**Do this**: Count only the lines of the records that hold "Adapted", then give the number without any other words.

**Data extract**:
————
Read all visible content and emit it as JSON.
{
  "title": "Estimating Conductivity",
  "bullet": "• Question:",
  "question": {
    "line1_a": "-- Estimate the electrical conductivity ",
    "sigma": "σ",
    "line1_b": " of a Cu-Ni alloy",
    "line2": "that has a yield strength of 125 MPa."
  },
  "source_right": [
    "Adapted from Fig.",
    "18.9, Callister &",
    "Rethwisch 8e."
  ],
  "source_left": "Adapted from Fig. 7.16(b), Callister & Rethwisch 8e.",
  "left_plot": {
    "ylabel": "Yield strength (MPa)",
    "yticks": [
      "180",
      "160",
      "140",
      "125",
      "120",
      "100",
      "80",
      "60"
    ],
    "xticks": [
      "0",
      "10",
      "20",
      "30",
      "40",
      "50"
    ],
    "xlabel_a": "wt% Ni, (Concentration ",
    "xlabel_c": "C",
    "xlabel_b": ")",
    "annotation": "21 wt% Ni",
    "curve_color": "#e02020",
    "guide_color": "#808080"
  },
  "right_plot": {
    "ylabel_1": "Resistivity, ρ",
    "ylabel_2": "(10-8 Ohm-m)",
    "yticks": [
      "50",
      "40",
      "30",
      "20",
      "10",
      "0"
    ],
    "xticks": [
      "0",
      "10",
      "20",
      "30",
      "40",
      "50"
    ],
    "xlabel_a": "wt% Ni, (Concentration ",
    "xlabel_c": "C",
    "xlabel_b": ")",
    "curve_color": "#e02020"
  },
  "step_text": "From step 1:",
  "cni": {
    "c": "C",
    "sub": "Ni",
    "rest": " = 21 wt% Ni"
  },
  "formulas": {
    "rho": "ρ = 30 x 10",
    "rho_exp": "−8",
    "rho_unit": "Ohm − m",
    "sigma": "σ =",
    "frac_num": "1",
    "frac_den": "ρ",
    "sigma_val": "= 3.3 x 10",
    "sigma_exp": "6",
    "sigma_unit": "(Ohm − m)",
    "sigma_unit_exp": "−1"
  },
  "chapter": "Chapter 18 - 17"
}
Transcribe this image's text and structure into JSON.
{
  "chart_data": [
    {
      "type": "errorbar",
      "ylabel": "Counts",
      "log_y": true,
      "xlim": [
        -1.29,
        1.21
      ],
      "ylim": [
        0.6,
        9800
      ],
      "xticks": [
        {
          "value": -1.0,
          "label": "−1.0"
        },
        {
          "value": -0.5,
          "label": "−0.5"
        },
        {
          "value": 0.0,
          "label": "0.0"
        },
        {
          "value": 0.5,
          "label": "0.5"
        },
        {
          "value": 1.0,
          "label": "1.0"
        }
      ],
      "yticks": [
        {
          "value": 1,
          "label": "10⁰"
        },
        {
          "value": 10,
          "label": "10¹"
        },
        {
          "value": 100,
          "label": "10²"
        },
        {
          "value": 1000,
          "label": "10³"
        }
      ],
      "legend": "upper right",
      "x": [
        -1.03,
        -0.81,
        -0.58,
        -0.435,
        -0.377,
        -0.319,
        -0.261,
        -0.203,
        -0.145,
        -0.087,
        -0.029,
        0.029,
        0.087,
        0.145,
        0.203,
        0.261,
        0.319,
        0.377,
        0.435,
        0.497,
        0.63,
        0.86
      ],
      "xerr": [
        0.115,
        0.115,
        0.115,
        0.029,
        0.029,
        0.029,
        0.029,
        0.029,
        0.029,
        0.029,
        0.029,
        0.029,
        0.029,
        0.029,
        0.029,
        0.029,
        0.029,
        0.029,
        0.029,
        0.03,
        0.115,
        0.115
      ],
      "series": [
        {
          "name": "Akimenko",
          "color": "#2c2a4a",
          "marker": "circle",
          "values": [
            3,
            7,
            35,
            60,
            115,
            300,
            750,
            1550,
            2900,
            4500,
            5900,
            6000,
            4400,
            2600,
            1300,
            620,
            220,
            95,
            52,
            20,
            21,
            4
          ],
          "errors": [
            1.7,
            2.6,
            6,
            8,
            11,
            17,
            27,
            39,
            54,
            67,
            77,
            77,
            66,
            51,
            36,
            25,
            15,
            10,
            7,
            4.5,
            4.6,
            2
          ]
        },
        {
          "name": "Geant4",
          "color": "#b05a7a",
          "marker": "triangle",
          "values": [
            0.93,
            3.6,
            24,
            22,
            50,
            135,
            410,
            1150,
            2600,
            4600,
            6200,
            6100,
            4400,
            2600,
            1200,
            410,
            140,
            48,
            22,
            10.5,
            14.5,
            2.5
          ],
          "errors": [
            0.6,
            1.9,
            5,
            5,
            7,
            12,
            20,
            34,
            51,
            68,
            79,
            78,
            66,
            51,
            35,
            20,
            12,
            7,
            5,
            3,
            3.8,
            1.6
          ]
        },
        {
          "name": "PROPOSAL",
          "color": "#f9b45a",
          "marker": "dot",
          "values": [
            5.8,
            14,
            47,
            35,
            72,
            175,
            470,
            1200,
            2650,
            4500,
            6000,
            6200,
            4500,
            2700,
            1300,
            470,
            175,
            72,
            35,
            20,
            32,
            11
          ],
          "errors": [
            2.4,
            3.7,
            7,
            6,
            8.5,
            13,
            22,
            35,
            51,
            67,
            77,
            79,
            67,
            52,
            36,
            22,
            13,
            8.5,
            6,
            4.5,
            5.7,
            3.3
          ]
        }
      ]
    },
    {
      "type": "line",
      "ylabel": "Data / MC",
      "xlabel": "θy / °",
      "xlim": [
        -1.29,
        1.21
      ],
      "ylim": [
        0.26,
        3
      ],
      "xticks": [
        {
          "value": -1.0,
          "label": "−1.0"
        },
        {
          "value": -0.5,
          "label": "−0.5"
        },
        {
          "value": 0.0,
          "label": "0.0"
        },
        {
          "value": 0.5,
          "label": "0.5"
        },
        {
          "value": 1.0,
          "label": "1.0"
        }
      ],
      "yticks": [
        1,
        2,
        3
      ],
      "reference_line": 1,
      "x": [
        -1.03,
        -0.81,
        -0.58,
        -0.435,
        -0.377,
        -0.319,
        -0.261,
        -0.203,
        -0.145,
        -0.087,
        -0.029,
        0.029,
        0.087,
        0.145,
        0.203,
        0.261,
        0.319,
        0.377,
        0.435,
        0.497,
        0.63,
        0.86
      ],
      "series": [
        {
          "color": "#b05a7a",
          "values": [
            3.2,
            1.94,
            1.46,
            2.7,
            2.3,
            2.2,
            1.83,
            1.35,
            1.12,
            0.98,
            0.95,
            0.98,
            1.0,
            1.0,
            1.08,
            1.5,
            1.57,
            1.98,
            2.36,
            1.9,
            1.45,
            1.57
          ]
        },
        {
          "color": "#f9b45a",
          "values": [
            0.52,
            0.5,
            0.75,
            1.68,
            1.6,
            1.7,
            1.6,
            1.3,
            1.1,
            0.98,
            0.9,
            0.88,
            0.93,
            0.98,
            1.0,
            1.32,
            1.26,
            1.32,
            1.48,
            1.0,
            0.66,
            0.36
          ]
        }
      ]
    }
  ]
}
————
**Answer for this exercise**: 2